[Collected data]
=-=-=-=-=

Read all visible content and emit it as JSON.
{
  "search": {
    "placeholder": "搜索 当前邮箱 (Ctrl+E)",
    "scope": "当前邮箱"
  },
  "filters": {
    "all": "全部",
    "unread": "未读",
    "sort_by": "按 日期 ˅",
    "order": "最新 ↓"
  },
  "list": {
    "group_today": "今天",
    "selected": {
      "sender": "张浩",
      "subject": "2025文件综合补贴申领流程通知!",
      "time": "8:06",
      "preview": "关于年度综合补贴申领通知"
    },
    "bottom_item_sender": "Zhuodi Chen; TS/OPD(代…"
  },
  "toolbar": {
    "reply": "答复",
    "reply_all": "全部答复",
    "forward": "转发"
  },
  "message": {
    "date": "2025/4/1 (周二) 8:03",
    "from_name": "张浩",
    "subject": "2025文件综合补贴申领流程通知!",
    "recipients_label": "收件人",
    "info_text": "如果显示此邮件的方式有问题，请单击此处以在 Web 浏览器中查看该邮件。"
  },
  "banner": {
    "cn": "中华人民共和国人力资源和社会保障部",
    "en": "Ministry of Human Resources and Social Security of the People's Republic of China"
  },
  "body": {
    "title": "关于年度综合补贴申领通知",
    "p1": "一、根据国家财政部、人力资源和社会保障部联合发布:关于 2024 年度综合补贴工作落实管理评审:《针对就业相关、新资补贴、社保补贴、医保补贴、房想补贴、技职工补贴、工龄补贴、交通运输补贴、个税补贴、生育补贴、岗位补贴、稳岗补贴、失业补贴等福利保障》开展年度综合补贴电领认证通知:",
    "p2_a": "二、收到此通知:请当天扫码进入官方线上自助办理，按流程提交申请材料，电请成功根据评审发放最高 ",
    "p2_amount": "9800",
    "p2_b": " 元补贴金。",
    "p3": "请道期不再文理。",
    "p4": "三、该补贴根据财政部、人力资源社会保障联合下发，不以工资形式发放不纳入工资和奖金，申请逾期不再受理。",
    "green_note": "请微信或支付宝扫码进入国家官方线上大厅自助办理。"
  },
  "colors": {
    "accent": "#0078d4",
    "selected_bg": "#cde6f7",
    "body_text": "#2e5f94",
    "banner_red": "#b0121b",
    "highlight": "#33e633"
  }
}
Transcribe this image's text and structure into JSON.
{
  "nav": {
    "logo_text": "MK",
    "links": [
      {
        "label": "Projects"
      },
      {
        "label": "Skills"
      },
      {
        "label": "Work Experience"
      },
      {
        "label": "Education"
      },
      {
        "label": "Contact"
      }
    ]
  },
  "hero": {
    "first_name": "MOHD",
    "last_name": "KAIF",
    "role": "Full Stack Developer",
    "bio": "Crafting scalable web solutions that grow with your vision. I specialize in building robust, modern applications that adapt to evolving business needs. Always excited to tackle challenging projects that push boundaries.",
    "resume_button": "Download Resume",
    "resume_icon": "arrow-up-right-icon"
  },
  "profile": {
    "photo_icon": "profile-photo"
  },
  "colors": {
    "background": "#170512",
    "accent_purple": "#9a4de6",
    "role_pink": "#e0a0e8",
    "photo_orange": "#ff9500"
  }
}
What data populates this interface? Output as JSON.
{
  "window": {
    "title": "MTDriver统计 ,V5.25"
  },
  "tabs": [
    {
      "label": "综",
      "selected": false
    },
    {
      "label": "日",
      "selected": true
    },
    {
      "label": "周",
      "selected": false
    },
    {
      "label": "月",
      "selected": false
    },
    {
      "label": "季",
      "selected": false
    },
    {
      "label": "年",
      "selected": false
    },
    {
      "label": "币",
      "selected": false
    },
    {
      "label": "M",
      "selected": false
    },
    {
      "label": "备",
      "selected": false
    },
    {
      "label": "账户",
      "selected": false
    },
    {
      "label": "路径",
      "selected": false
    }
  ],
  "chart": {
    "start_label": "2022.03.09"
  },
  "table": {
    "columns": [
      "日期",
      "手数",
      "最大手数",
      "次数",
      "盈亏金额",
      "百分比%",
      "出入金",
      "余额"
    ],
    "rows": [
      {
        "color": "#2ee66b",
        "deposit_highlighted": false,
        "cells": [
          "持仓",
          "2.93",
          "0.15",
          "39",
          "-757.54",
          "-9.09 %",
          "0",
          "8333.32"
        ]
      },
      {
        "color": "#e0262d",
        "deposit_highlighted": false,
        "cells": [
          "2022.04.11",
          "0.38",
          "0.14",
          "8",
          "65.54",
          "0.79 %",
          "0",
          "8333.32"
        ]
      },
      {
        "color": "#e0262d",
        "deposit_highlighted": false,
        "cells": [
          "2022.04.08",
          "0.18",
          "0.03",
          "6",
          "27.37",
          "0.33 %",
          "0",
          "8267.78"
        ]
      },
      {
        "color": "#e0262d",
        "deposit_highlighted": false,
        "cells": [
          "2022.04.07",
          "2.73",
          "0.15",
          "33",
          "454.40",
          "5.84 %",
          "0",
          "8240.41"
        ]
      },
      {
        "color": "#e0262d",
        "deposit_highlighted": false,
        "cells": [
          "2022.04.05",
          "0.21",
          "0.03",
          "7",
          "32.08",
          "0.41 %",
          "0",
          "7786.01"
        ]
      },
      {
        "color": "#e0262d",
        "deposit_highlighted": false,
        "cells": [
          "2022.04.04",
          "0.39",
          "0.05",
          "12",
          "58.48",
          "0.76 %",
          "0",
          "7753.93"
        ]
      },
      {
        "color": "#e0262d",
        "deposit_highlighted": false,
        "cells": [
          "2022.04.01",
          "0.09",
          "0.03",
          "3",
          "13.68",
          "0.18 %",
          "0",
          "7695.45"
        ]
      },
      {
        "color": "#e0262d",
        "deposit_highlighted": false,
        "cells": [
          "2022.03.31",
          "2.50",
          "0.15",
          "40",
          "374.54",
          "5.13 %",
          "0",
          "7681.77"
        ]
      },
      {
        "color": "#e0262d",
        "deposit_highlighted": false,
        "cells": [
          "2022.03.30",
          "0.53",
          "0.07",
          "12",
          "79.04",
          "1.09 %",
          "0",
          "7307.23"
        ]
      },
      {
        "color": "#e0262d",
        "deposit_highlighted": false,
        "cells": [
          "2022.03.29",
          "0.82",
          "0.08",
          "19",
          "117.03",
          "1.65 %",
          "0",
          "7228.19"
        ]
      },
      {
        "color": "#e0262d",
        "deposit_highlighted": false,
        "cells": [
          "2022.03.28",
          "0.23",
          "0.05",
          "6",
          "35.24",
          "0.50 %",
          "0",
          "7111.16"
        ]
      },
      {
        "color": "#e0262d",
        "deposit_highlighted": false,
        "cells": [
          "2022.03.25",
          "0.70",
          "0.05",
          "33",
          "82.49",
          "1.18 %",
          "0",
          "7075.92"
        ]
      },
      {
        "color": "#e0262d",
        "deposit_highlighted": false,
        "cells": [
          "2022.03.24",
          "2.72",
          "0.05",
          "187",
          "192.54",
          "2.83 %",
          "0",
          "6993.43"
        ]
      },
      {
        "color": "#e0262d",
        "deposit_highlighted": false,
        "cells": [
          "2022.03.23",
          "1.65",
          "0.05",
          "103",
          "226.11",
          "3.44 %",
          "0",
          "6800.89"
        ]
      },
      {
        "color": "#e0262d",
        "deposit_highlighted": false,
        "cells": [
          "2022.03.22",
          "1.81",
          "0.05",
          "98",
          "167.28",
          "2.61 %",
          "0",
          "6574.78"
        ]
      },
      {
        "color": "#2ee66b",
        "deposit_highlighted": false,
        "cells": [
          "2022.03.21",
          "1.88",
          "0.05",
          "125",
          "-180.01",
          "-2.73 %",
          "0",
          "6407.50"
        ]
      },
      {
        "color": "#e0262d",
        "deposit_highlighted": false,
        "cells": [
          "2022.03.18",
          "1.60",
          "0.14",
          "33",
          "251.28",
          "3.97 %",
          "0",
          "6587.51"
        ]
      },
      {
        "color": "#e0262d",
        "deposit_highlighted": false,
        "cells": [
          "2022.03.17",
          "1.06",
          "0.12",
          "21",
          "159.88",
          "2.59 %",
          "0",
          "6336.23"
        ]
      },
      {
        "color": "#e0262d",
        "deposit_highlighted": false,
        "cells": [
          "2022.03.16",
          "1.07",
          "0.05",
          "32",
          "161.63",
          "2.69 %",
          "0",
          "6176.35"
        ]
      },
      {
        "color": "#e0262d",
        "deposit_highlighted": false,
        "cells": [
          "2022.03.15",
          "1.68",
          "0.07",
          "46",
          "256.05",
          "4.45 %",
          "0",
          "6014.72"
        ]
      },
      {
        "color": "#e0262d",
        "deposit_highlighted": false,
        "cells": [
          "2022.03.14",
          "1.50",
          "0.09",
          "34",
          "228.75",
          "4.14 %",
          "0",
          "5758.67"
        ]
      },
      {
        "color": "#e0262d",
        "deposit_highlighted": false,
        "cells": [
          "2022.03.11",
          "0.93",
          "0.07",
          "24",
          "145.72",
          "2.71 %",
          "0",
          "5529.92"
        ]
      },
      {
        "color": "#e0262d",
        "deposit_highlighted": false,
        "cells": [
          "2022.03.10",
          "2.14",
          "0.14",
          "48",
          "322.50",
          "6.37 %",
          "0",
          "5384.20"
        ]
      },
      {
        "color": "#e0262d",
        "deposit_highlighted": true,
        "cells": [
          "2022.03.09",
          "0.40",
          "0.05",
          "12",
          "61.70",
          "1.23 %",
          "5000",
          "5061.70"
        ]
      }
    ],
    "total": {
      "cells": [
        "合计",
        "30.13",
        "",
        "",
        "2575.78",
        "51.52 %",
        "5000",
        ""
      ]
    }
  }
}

=-=-=-=-=

Written instruction:
Isolate each line of the listing above that includes "JSON". Copy it.

Result for this task:
Read all visible content and emit it as JSON.
Transcribe this image's text and structure into JSON.
What data populates this interface? Output as JSON.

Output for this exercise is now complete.